** begin Listing **

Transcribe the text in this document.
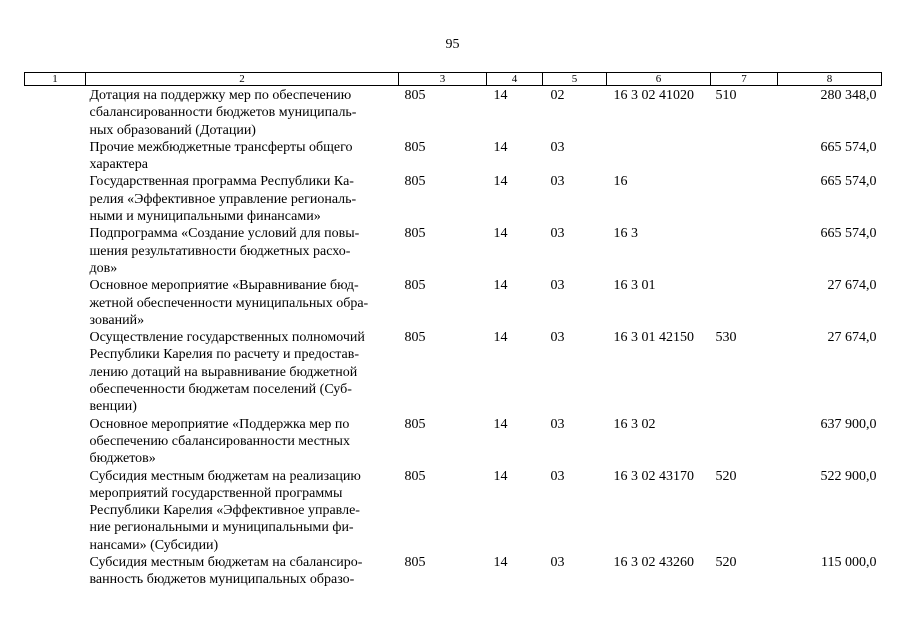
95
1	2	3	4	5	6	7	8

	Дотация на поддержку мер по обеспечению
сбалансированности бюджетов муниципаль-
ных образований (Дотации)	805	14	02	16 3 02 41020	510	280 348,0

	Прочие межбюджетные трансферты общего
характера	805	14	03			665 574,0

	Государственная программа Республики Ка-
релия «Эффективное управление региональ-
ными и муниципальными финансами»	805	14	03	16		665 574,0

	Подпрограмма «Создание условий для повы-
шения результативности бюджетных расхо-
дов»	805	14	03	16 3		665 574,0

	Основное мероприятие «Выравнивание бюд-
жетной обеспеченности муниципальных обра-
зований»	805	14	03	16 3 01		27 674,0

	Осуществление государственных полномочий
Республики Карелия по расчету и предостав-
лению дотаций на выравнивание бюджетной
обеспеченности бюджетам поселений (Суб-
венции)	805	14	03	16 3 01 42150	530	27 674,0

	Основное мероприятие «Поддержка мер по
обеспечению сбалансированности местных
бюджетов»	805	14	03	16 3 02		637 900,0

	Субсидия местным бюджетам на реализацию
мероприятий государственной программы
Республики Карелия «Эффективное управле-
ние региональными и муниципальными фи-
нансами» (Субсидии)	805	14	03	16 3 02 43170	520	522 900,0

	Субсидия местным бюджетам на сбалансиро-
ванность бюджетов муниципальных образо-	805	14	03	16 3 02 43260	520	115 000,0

** end Listing **

> _Goal_:
Will you set down the records word for word while leaving out every picture?

> _Reply to the exercise_:
Transcribe the text in this document.
95
1	2	3	4	5	6	7	8

	Дотация на поддержку мер по обеспечению
сбалансированности бюджетов муниципаль-
ных образований (Дотации)	805	14	02	16 3 02 41020	510	280 348,0

	Прочие межбюджетные трансферты общего
характера	805	14	03			665 574,0

	Государственная программа Республики Ка-
релия «Эффективное управление региональ-
ными и муниципальными финансами»	805	14	03	16		665 574,0

	Подпрограмма «Создание условий для повы-
шения результативности бюджетных расхо-
дов»	805	14	03	16 3		665 574,0

	Основное мероприятие «Выравнивание бюд-
жетной обеспеченности муниципальных обра-
зований»	805	14	03	16 3 01		27 674,0

	Осуществление государственных полномочий
Республики Карелия по расчету и предостав-
лению дотаций на выравнивание бюджетной
обеспеченности бюджетам поселений (Суб-
венции)	805	14	03	16 3 01 42150	530	27 674,0

	Основное мероприятие «Поддержка мер по
обеспечению сбалансированности местных
бюджетов»	805	14	03	16 3 02		637 900,0

	Субсидия местным бюджетам на реализацию
мероприятий государственной программы
Республики Карелия «Эффективное управле-
ние региональными и муниципальными фи-
нансами» (Субсидии)	805	14	03	16 3 02 43170	520	522 900,0

	Субсидия местным бюджетам на сбалансиро-
ванность бюджетов муниципальных образо-	805	14	03	16 3 02 43260	520	115 000,0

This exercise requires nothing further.